■ **PROMPT 1**
Could you output the text of the opera singer article exactly, starting at "Opera singer back" and ending at "Dunedin Town Hall."?
■ **PROMPT 2**
Can you pick up the article about opera singer Jonathan Lemalu's Dunedin concert from its final sentence and keep writing it?

■ **DOCUMENT EXTRACT**
▼

Opera singer back home for family and concert

International opera singer Jonathan Lemalu returns home to Dunedin to sing a series of songs by...
International opera singer Jonathan Lemalu returns home to Dunedin to sing a series of songs by Mahler with the Dunedin Symphony Orchestra at Dunedin Town Hall this Saturday night, July 6. PHOTO: SUPPLIED
International opera star Jonathan Lemalu has made the long journey home from the United Kingdom to sing with the Dunedin Symphony Orchestra this Saturday night at Dunedin Town Hall.

As part of the "Journeys" concert, Lemalu will sing four songs from Mahler’s Des Knaben Wunderhorn (The Boy’s Magic Horn) song-cycle, chosen in collaboration with conductor James Judd.

He will be one of three soloists in a wide-ranging musical showcase, performing alongside Alistair Fraser (taonga puoro), who will feature in Matariki-themed piece Rerenga by Michael Norris; and NZSO concertmaster Vesa-Matti Lepannen (violin), who will play Mozart’s Violin Concerto No.5 ‘Turkish’.

The concert will conclude with Sibelius’ epic Symphony No. 7.

Lemalu told The Star that he and Judd had looked at a lot of songs for the concert before choosing Mahler’s for their "cinematic storytelling and rich HD orchestrations using the full flavours of the orchestral palate".

Their subjects included an imprisoned drummer boy being led to the gallows, a young man in love with a maiden on a mountain, a lover’s quarrel, and a preacher giving a sermon to fish.

"Lots of wonderful Mahler-ian word painting and cinematic drama for the DSO to sink their teeth into," Lemalu said.

"Der Tamboursg’sell is one of my favourites — depicting emptiness and despair, inevitable brass and percussion moments, and sumptuous string vistas of unparalleled hope and resignation."

▲

■ **RECORDS**
▼

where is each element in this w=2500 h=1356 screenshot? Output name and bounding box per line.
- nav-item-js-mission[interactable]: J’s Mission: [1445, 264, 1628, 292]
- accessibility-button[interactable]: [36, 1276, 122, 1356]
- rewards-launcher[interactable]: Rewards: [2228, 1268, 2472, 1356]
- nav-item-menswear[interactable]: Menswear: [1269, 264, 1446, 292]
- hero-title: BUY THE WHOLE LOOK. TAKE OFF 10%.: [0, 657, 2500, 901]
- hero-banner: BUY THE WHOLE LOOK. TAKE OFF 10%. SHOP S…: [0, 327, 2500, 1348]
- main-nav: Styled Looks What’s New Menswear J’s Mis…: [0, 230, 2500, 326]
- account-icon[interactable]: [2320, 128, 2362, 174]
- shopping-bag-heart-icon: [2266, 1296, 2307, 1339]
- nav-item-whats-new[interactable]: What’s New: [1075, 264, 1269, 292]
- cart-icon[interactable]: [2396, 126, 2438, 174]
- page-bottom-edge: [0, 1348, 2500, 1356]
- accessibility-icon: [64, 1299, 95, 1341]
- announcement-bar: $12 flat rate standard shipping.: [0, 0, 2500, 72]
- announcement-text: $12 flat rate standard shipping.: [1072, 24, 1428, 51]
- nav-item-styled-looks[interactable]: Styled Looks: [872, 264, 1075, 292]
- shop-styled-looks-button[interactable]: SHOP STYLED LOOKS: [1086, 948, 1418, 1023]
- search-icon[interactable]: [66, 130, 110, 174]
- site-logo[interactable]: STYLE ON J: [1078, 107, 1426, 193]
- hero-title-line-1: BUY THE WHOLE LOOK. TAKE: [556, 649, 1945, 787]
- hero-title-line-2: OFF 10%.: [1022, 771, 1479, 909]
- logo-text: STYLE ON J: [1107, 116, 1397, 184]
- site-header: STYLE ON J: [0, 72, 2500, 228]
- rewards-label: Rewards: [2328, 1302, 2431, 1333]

▲

■ **ANSWER 1**
Opera singer back home for family and concert

International opera singer Jonathan Lemalu returns home to Dunedin to sing a series of songs by...
International opera singer Jonathan Lemalu returns home to Dunedin to sing a series of songs by Mahler with the Dunedin Symphony Orchestra at Dunedin Town Hall this Saturday night, July 6. PHOTO: SUPPLIED
International opera star Jonathan Lemalu has made the long journey home from the United Kingdom to sing with the Dunedin Symphony Orchestra this Saturday night at Dunedin Town Hall.

■ **ANSWER 2**
This visit is the first for Lemalu since he brought his family home to Dunedin for six months during the height of the Covid pandemic in 2021, performing Beethoven with the DSO.

"Having lost over a year’s work and income, there was a huge sense of gratitude and reflection on how lucky we are to make music in front of a packed DSO audience — something that has stayed with me."

A solo trip for Lemalu — his wife Sandra and children Joshua and Arabella are busy with work and school back in England — he is looking forward to spending time with his parents, Foalima and Tasi Lemalu.

"It is my Dad’s 90th this year, and Mum has had aches and pains, so it is important to be here, celebrate them and enjoy precious time just being their son," he said.

Lemalu will also have the chance to perform elsewhere, including recitals in Arrowtown and Christchurch, chamber music in Wellington, and masterclasses.

Helping to teach a new generation of singers is close to Lemalu’s heart — he is Professor of Vocal Studies at the Guildhall School of Music and Drama in London alongside maintaining a busy international singing career.

As in New Zealand, these are challenging times for the arts in the UK, where major funding cuts affected operas and orchestras.